Material:
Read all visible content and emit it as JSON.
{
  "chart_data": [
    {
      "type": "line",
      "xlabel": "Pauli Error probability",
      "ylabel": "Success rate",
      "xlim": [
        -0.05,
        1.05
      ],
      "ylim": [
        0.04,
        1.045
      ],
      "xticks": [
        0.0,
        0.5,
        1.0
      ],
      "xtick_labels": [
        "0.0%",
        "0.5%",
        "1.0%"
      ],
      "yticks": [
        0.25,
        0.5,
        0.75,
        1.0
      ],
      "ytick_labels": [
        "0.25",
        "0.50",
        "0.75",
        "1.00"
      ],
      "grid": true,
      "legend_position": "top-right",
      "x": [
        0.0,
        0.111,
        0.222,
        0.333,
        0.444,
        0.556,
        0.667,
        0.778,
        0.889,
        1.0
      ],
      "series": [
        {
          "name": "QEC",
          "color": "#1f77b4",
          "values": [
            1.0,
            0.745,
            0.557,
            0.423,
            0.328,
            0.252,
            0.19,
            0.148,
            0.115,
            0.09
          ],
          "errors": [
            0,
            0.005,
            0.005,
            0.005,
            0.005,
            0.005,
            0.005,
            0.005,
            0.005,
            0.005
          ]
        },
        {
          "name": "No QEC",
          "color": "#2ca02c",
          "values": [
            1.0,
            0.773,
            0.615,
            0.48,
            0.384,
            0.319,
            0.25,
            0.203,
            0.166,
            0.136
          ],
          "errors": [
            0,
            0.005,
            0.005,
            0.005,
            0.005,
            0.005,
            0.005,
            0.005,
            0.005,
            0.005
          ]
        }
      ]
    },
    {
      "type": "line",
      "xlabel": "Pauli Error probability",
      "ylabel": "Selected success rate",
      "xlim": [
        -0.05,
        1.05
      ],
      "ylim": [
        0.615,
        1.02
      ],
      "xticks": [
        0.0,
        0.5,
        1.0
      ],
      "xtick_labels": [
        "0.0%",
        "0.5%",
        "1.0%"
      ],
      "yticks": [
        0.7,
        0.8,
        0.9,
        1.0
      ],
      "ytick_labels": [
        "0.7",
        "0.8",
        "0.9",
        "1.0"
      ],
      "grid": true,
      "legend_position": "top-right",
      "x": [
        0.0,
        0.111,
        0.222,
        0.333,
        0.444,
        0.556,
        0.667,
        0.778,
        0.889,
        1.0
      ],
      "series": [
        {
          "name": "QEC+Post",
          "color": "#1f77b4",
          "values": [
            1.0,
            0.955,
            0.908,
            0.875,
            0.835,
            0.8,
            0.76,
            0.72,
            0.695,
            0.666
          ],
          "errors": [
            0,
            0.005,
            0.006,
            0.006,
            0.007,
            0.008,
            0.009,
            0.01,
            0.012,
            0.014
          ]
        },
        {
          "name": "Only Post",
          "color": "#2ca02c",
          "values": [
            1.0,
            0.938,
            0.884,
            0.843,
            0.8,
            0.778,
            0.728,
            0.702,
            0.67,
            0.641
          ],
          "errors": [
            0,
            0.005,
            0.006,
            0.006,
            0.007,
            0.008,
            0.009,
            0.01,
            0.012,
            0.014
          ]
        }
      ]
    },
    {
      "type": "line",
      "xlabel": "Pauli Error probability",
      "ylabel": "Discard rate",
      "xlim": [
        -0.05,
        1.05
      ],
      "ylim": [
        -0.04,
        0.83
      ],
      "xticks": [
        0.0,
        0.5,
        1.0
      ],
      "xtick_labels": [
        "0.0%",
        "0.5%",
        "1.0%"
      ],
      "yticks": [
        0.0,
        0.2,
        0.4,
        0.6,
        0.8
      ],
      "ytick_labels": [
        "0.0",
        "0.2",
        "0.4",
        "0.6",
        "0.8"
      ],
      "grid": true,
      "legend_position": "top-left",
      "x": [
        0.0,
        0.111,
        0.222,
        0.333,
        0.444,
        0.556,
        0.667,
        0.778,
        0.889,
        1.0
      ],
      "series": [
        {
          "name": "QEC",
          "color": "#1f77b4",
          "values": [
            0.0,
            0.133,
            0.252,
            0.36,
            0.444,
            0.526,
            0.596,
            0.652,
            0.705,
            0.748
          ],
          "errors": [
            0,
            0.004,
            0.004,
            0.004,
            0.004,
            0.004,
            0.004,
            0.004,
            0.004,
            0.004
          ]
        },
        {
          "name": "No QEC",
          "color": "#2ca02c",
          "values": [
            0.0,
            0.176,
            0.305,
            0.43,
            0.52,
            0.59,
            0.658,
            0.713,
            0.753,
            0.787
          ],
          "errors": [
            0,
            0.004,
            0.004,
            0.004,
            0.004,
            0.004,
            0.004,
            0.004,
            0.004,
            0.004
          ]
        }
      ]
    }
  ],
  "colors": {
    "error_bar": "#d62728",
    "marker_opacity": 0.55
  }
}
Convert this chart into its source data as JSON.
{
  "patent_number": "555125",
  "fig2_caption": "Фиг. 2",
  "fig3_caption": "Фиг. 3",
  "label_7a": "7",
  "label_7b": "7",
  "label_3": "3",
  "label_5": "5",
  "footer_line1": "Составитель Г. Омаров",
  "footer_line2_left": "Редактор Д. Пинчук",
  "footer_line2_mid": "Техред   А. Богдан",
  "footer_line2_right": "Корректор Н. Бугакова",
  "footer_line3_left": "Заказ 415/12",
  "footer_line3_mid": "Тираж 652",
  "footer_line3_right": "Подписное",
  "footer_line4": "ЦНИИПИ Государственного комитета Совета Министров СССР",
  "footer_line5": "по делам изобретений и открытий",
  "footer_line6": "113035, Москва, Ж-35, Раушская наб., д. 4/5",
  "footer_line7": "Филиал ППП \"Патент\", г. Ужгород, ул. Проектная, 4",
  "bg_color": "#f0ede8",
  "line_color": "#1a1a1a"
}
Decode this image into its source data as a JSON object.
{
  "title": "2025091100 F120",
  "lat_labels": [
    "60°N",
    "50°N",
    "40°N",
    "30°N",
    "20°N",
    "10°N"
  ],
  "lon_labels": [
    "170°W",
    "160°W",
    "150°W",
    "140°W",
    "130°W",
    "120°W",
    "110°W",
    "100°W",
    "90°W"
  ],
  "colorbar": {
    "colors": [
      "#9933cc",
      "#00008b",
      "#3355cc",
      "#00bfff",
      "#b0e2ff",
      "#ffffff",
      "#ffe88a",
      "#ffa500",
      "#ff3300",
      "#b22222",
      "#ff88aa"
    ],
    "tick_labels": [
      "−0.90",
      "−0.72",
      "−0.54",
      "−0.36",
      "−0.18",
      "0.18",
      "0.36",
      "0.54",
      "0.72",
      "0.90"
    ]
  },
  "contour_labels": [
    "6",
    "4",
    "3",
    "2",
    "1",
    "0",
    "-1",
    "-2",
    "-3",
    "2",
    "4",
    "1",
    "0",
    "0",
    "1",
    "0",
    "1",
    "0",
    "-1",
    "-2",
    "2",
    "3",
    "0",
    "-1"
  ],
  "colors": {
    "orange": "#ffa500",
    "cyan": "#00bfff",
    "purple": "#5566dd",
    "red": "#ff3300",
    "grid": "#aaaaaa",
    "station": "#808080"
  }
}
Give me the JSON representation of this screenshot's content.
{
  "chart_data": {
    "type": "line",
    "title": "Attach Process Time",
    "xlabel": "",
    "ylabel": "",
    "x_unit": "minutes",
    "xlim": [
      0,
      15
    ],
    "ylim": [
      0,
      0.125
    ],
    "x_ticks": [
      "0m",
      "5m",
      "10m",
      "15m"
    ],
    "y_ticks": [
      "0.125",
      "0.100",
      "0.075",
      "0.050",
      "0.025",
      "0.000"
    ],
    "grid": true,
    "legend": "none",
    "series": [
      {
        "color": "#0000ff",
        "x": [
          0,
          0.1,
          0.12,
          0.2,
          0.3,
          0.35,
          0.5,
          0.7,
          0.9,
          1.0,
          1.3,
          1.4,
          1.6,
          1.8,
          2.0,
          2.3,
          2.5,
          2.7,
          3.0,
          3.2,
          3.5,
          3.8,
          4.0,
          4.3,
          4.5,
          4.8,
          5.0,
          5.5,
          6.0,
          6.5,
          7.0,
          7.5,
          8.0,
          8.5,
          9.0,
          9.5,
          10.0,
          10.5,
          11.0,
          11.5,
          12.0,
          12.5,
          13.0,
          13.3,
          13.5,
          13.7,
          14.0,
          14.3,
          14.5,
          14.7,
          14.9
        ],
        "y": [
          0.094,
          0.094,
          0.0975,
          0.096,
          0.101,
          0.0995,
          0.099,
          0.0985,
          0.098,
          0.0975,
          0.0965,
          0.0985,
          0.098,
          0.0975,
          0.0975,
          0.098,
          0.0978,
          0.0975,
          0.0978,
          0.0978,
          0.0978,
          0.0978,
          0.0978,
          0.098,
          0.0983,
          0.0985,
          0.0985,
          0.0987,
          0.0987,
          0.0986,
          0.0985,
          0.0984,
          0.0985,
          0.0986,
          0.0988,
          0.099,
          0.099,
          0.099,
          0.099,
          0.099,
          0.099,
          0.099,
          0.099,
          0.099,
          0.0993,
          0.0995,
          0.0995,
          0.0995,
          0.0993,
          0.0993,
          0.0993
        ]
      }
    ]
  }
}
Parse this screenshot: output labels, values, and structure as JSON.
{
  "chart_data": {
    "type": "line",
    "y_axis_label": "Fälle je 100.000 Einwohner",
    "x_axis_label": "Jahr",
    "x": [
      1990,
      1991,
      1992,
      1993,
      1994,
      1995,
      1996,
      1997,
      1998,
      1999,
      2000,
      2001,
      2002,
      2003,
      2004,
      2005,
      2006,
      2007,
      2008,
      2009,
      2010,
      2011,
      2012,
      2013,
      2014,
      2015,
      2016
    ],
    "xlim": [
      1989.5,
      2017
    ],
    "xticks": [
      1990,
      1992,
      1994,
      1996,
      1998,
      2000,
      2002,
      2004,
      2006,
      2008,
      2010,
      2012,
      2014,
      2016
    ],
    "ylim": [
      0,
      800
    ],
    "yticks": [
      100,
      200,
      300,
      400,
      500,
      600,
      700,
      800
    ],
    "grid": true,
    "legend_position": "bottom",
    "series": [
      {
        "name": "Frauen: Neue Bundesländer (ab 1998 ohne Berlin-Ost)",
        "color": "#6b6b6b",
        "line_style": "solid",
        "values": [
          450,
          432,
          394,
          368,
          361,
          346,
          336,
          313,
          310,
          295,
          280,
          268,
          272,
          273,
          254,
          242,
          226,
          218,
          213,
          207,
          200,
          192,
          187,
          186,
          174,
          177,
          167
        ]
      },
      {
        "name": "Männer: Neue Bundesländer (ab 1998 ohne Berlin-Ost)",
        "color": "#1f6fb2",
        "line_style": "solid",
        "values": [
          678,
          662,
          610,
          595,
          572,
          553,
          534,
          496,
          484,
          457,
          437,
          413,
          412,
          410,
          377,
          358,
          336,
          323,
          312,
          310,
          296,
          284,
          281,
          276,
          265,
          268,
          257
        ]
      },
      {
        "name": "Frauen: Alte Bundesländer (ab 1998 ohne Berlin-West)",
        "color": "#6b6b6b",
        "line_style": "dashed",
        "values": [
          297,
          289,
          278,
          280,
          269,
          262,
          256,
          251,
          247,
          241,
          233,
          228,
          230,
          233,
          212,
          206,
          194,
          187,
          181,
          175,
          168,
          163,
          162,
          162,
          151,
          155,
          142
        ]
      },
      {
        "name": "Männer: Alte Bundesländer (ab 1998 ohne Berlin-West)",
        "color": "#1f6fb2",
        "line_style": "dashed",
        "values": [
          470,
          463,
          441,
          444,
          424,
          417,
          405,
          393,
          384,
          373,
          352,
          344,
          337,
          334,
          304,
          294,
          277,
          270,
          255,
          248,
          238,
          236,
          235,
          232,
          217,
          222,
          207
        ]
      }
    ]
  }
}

What you need to do: Find the string "screenshot" in the entries above and return each line that holds it.

Output of the task:
Give me the JSON representation of this screenshot's content.
Parse this screenshot: output labels, values, and structure as JSON.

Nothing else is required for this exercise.